____ Records to use

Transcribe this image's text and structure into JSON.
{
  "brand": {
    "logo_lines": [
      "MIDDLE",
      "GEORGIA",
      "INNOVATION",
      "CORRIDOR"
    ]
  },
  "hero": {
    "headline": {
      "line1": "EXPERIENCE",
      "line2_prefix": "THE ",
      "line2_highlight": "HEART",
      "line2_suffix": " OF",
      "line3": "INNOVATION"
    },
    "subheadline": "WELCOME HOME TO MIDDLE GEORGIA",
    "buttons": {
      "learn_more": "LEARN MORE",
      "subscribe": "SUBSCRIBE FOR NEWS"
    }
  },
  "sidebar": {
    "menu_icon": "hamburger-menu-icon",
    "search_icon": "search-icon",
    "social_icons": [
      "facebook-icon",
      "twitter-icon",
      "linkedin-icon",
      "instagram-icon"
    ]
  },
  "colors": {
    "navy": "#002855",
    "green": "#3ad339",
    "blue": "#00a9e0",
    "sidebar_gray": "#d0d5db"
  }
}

________
____ Records to use

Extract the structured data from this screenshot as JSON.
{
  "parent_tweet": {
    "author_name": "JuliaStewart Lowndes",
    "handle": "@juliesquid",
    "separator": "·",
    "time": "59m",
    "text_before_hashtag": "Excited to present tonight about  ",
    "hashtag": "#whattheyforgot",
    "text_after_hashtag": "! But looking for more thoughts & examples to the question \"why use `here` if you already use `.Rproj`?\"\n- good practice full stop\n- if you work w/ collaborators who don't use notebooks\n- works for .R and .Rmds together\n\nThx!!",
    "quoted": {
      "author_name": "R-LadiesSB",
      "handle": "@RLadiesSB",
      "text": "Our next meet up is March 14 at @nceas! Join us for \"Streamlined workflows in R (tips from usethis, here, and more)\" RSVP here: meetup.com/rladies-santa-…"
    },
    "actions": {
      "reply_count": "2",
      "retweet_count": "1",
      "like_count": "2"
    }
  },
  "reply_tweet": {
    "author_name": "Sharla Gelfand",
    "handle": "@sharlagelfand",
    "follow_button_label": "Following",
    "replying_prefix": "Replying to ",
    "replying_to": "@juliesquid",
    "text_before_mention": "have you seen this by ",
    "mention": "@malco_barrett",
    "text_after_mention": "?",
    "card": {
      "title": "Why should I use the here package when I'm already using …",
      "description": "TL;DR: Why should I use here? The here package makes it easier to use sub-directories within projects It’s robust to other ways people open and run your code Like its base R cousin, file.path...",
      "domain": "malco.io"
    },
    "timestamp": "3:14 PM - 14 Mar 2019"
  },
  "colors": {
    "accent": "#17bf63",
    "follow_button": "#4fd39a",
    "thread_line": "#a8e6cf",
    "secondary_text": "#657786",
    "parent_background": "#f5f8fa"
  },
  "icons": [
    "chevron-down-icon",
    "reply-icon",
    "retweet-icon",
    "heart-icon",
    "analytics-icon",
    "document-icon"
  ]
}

________
____ Records to use

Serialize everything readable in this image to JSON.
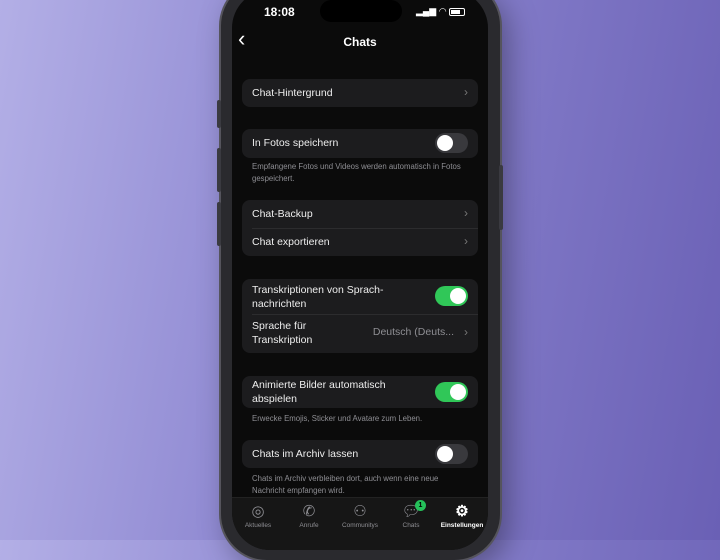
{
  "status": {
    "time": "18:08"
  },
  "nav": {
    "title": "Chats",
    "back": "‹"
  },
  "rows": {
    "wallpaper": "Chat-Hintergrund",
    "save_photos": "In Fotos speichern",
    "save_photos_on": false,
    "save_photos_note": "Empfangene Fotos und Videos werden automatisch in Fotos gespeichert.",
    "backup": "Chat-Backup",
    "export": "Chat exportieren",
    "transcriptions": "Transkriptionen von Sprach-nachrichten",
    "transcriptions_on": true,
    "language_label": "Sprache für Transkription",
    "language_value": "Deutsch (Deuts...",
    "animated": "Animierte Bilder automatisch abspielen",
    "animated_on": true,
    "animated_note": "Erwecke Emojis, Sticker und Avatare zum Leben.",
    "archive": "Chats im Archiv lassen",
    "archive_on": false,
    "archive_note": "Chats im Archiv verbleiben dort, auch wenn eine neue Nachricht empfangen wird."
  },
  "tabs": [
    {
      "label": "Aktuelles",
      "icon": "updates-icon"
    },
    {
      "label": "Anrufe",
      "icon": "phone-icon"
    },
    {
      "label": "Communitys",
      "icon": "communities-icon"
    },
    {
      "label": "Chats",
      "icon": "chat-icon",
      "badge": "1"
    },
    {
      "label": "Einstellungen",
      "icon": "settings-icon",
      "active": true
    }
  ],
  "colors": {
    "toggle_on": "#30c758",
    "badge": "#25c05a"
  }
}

________

Your instructions
Report the number of lines that contain "JSON", with no other words.

Solution to the exercise
3